┌────────
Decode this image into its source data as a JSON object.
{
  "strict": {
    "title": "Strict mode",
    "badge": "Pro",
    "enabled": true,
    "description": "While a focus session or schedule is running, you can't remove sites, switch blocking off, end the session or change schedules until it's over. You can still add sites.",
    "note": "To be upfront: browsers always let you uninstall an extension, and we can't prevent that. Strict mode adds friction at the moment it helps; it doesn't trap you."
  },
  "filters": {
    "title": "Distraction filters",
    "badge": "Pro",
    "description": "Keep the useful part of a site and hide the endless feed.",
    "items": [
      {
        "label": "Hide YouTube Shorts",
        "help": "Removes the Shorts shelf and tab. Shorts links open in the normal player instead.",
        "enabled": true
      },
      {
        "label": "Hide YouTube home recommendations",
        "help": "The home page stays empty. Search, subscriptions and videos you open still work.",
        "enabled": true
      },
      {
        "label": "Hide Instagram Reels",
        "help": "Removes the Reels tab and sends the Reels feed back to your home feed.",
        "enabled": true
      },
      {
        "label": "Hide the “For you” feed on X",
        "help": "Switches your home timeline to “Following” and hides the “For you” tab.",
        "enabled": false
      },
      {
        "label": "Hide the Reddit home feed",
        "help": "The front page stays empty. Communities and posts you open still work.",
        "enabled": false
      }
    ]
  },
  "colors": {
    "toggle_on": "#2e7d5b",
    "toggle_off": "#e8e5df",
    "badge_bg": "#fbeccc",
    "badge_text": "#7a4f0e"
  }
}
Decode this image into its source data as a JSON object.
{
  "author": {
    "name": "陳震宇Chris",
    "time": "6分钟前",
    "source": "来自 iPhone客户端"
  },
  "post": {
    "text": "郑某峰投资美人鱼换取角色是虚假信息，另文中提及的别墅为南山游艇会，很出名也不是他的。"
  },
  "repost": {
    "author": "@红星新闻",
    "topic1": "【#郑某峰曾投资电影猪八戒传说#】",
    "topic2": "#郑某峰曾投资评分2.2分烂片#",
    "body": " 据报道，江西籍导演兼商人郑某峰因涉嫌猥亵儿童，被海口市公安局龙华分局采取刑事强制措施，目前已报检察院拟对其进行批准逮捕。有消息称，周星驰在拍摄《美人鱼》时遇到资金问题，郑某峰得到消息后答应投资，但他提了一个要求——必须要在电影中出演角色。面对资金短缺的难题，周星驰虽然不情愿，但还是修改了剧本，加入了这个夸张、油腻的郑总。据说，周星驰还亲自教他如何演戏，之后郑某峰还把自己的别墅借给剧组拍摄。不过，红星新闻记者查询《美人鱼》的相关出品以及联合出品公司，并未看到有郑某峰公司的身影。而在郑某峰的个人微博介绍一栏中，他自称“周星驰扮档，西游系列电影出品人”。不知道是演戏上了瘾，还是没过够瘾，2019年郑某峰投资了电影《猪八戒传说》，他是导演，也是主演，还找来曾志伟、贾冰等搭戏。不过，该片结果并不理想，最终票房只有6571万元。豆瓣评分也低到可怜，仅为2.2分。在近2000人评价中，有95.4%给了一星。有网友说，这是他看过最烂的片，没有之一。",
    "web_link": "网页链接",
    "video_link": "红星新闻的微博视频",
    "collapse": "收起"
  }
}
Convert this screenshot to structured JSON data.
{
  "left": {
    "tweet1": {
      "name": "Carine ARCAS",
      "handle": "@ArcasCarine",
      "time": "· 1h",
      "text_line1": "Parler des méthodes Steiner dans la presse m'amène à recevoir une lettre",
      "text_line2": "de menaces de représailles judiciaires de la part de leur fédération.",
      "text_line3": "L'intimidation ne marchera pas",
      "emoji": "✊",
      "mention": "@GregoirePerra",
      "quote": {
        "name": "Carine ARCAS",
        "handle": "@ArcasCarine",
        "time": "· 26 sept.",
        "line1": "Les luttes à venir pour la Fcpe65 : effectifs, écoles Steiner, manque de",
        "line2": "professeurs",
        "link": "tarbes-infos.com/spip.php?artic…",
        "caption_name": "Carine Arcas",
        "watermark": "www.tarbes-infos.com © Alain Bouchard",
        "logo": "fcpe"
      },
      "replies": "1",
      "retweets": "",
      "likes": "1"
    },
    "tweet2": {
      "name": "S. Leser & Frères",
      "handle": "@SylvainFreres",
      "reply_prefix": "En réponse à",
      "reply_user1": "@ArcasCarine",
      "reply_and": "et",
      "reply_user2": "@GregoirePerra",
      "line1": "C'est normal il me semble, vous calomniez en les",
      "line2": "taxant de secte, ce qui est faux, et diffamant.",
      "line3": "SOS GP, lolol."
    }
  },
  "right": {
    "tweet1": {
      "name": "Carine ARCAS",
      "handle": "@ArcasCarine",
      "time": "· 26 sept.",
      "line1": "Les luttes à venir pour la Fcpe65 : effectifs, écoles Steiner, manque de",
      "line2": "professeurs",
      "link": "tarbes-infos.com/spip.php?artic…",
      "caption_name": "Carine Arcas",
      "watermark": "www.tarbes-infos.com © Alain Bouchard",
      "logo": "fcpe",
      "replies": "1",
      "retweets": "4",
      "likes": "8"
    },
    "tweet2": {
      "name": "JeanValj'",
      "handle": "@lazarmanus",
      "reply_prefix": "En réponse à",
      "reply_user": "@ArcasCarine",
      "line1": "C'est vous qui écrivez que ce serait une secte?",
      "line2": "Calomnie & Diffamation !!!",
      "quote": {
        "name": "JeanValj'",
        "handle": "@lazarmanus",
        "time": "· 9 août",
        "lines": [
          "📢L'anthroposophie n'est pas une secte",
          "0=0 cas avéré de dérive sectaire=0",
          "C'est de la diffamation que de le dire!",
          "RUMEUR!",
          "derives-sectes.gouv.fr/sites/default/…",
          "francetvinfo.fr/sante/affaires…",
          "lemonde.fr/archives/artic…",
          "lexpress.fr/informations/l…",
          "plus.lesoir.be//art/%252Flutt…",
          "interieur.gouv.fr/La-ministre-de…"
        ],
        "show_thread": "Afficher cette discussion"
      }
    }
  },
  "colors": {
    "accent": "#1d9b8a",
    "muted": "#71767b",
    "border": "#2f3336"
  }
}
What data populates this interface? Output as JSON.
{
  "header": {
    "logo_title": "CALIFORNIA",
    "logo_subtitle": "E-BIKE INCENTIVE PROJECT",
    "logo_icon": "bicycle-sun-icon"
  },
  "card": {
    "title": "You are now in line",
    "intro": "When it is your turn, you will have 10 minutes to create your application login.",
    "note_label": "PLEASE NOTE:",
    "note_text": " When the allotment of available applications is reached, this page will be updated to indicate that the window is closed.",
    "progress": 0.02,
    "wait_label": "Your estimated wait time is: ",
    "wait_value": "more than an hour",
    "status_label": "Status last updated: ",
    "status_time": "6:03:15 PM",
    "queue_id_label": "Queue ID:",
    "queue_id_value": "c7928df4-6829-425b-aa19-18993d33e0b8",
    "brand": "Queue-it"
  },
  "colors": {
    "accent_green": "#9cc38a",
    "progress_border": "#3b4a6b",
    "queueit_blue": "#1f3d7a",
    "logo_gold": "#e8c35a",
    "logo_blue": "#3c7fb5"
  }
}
└────────
**Do this:** Restate all of the entries exactly, please.

**Exercise solution:**
Decode this image into its source data as a JSON object.
{
  "strict": {
    "title": "Strict mode",
    "badge": "Pro",
    "enabled": true,
    "description": "While a focus session or schedule is running, you can't remove sites, switch blocking off, end the session or change schedules until it's over. You can still add sites.",
    "note": "To be upfront: browsers always let you uninstall an extension, and we can't prevent that. Strict mode adds friction at the moment it helps; it doesn't trap you."
  },
  "filters": {
    "title": "Distraction filters",
    "badge": "Pro",
    "description": "Keep the useful part of a site and hide the endless feed.",
    "items": [
      {
        "label": "Hide YouTube Shorts",
        "help": "Removes the Shorts shelf and tab. Shorts links open in the normal player instead.",
        "enabled": true
      },
      {
        "label": "Hide YouTube home recommendations",
        "help": "The home page stays empty. Search, subscriptions and videos you open still work.",
        "enabled": true
      },
      {
        "label": "Hide Instagram Reels",
        "help": "Removes the Reels tab and sends the Reels feed back to your home feed.",
        "enabled": true
      },
      {
        "label": "Hide the “For you” feed on X",
        "help": "Switches your home timeline to “Following” and hides the “For you” tab.",
        "enabled": false
      },
      {
        "label": "Hide the Reddit home feed",
        "help": "The front page stays empty. Communities and posts you open still work.",
        "enabled": false
      }
    ]
  },
  "colors": {
    "toggle_on": "#2e7d5b",
    "toggle_off": "#e8e5df",
    "badge_bg": "#fbeccc",
    "badge_text": "#7a4f0e"
  }
}
Decode this image into its source data as a JSON object.
{
  "author": {
    "name": "陳震宇Chris",
    "time": "6分钟前",
    "source": "来自 iPhone客户端"
  },
  "post": {
    "text": "郑某峰投资美人鱼换取角色是虚假信息，另文中提及的别墅为南山游艇会，很出名也不是他的。"
  },
  "repost": {
    "author": "@红星新闻",
    "topic1": "【#郑某峰曾投资电影猪八戒传说#】",
    "topic2": "#郑某峰曾投资评分2.2分烂片#",
    "body": " 据报道，江西籍导演兼商人郑某峰因涉嫌猥亵儿童，被海口市公安局龙华分局采取刑事强制措施，目前已报检察院拟对其进行批准逮捕。有消息称，周星驰在拍摄《美人鱼》时遇到资金问题，郑某峰得到消息后答应投资，但他提了一个要求——必须要在电影中出演角色。面对资金短缺的难题，周星驰虽然不情愿，但还是修改了剧本，加入了这个夸张、油腻的郑总。据说，周星驰还亲自教他如何演戏，之后郑某峰还把自己的别墅借给剧组拍摄。不过，红星新闻记者查询《美人鱼》的相关出品以及联合出品公司，并未看到有郑某峰公司的身影。而在郑某峰的个人微博介绍一栏中，他自称“周星驰扮档，西游系列电影出品人”。不知道是演戏上了瘾，还是没过够瘾，2019年郑某峰投资了电影《猪八戒传说》，他是导演，也是主演，还找来曾志伟、贾冰等搭戏。不过，该片结果并不理想，最终票房只有6571万元。豆瓣评分也低到可怜，仅为2.2分。在近2000人评价中，有95.4%给了一星。有网友说，这是他看过最烂的片，没有之一。",
    "web_link": "网页链接",
    "video_link": "红星新闻的微博视频",
    "collapse": "收起"
  }
}
Convert this screenshot to structured JSON data.
{
  "left": {
    "tweet1": {
      "name": "Carine ARCAS",
      "handle": "@ArcasCarine",
      "time": "· 1h",
      "text_line1": "Parler des méthodes Steiner dans la presse m'amène à recevoir une lettre",
      "text_line2": "de menaces de représailles judiciaires de la part de leur fédération.",
      "text_line3": "L'intimidation ne marchera pas",
      "emoji": "✊",
      "mention": "@GregoirePerra",
      "quote": {
        "name": "Carine ARCAS",
        "handle": "@ArcasCarine",
        "time": "· 26 sept.",
        "line1": "Les luttes à venir pour la Fcpe65 : effectifs, écoles Steiner, manque de",
        "line2": "professeurs",
        "link": "tarbes-infos.com/spip.php?artic…",
        "caption_name": "Carine Arcas",
        "watermark": "www.tarbes-infos.com © Alain Bouchard",
        "logo": "fcpe"
      },
      "replies": "1",
      "retweets": "",
      "likes": "1"
    },
    "tweet2": {
      "name": "S. Leser & Frères",
      "handle": "@SylvainFreres",
      "reply_prefix": "En réponse à",
      "reply_user1": "@ArcasCarine",
      "reply_and": "et",
      "reply_user2": "@GregoirePerra",
      "line1": "C'est normal il me semble, vous calomniez en les",
      "line2": "taxant de secte, ce qui est faux, et diffamant.",
      "line3": "SOS GP, lolol."
    }
  },
  "right": {
    "tweet1": {
      "name": "Carine ARCAS",
      "handle": "@ArcasCarine",
      "time": "· 26 sept.",
      "line1": "Les luttes à venir pour la Fcpe65 : effectifs, écoles Steiner, manque de",
      "line2": "professeurs",
      "link": "tarbes-infos.com/spip.php?artic…",
      "caption_name": "Carine Arcas",
      "watermark": "www.tarbes-infos.com © Alain Bouchard",
      "logo": "fcpe",
      "replies": "1",
      "retweets": "4",
      "likes": "8"
    },
    "tweet2": {
      "name": "JeanValj'",
      "handle": "@lazarmanus",
      "reply_prefix": "En réponse à",
      "reply_user": "@ArcasCarine",
      "line1": "C'est vous qui écrivez que ce serait une secte?",
      "line2": "Calomnie & Diffamation !!!",
      "quote": {
        "name": "JeanValj'",
        "handle": "@lazarmanus",
        "time": "· 9 août",
        "lines": [
          "📢L'anthroposophie n'est pas une secte",
          "0=0 cas avéré de dérive sectaire=0",
          "C'est de la diffamation que de le dire!",
          "RUMEUR!",
          "derives-sectes.gouv.fr/sites/default/…",
          "francetvinfo.fr/sante/affaires…",
          "lemonde.fr/archives/artic…",
          "lexpress.fr/informations/l…",
          "plus.lesoir.be//art/%252Flutt…",
          "interieur.gouv.fr/La-ministre-de…"
        ],
        "show_thread": "Afficher cette discussion"
      }
    }
  },
  "colors": {
    "accent": "#1d9b8a",
    "muted": "#71767b",
    "border": "#2f3336"
  }
}
What data populates this interface? Output as JSON.
{
  "header": {
    "logo_title": "CALIFORNIA",
    "logo_subtitle": "E-BIKE INCENTIVE PROJECT",
    "logo_icon": "bicycle-sun-icon"
  },
  "card": {
    "title": "You are now in line",
    "intro": "When it is your turn, you will have 10 minutes to create your application login.",
    "note_label": "PLEASE NOTE:",
    "note_text": " When the allotment of available applications is reached, this page will be updated to indicate that the window is closed.",
    "progress": 0.02,
    "wait_label": "Your estimated wait time is: ",
    "wait_value": "more than an hour",
    "status_label": "Status last updated: ",
    "status_time": "6:03:15 PM",
    "queue_id_label": "Queue ID:",
    "queue_id_value": "c7928df4-6829-425b-aa19-18993d33e0b8",
    "brand": "Queue-it"
  },
  "colors": {
    "accent_green": "#9cc38a",
    "progress_border": "#3b4a6b",
    "queueit_blue": "#1f3d7a",
    "logo_gold": "#e8c35a",
    "logo_blue": "#3c7fb5"
  }
}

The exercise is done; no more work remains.